Note how many lines hold "Cards" and report that number by itself.

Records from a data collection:
==*==

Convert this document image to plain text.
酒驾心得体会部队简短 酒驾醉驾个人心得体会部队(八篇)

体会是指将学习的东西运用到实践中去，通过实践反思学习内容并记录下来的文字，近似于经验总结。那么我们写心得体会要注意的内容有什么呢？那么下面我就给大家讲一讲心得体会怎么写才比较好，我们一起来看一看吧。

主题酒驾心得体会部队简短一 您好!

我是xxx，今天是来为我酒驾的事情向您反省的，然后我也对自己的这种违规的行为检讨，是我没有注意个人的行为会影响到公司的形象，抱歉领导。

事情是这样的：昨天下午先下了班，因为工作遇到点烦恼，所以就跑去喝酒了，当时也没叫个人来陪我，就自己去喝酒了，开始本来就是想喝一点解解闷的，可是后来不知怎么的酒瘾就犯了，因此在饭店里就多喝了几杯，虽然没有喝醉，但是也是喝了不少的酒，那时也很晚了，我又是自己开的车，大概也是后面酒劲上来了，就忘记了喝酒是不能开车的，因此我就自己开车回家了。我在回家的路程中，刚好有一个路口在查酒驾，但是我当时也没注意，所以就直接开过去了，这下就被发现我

==*==

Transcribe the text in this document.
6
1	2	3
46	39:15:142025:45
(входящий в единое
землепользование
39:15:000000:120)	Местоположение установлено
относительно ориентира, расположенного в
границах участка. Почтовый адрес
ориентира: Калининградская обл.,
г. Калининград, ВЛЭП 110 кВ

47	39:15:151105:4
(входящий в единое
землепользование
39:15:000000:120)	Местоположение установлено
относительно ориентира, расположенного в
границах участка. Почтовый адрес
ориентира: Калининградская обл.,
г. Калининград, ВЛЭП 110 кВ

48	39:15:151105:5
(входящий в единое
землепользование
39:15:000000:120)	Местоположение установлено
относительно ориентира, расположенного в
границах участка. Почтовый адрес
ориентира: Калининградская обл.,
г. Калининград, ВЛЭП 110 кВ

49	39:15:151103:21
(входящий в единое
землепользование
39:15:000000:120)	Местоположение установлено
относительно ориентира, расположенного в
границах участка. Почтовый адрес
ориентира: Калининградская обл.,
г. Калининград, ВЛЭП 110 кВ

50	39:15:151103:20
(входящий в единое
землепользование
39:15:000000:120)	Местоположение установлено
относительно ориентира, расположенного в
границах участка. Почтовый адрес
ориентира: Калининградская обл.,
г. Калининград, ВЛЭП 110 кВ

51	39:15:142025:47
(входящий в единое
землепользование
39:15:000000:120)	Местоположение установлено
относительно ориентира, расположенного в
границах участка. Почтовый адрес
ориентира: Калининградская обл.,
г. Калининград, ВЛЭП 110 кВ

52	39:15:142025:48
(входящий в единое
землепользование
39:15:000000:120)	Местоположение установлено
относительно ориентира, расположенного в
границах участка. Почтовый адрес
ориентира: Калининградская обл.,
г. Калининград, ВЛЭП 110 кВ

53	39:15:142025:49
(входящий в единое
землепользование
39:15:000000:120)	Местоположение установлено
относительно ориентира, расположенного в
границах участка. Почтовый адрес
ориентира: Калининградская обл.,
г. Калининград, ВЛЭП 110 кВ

==*==

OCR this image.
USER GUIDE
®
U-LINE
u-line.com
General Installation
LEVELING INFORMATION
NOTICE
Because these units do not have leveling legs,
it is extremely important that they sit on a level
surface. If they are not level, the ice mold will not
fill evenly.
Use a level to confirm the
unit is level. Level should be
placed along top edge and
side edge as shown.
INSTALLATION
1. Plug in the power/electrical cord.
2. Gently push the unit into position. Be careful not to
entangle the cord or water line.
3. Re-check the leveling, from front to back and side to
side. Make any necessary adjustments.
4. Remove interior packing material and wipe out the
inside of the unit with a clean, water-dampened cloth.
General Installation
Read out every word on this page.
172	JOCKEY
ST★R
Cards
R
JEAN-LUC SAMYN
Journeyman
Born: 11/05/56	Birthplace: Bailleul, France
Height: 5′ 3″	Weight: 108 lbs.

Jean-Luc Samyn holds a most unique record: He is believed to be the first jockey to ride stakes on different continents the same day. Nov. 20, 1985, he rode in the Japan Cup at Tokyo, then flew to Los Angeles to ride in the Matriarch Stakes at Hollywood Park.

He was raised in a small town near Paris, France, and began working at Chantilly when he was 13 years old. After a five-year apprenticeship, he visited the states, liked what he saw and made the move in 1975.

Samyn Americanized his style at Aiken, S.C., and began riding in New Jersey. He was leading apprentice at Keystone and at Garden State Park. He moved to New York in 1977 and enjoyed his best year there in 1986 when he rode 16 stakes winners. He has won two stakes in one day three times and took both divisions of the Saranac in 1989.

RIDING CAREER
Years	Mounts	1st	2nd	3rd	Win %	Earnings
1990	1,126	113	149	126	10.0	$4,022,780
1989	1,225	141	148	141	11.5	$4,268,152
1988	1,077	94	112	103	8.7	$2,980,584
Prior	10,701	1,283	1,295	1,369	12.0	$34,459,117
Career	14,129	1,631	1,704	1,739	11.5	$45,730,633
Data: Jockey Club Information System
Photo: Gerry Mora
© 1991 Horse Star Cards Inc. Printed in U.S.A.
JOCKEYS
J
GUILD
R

==*==

→ Correct answer:
2